▶ Provided data
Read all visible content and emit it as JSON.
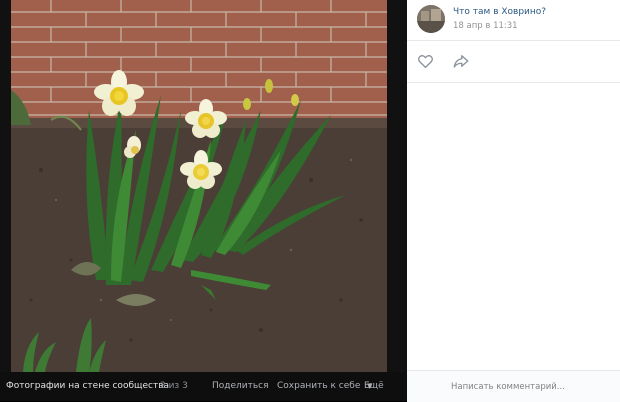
{
  "viewer": {
    "album_title": "Фотографии на стене сообщества",
    "counter": "2 из 3",
    "actions": {
      "share": "Поделиться",
      "save": "Сохранить к себе",
      "more": "Ещё"
    }
  },
  "post": {
    "group_name": "Что там в Ховрино?",
    "date": "18 апр в 11:31"
  },
  "comment": {
    "placeholder": "Написать комментарий..."
  },
  "colors": {
    "link": "#2a5885",
    "muted": "#939393",
    "icon": "#8a929c",
    "viewer_bg": "#111111"
  },
  "icons": {
    "like": "heart-icon",
    "share": "share-arrow-icon",
    "more": "chevron-down-icon"
  }
}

▶ Aim
Strip out the pictures and quote the remaining data word for word.

▶ Complete answer
Read all visible content and emit it as JSON.
{
  "viewer": {
    "album_title": "Фотографии на стене сообщества",
    "counter": "2 из 3",
    "actions": {
      "share": "Поделиться",
      "save": "Сохранить к себе",
      "more": "Ещё"
    }
  },
  "post": {
    "group_name": "Что там в Ховрино?",
    "date": "18 апр в 11:31"
  },
  "comment": {
    "placeholder": "Написать комментарий..."
  },
  "colors": {
    "link": "#2a5885",
    "muted": "#939393",
    "icon": "#8a929c",
    "viewer_bg": "#111111"
  },
  "icons": {
    "like": "heart-icon",
    "share": "share-arrow-icon",
    "more": "chevron-down-icon"
  }
}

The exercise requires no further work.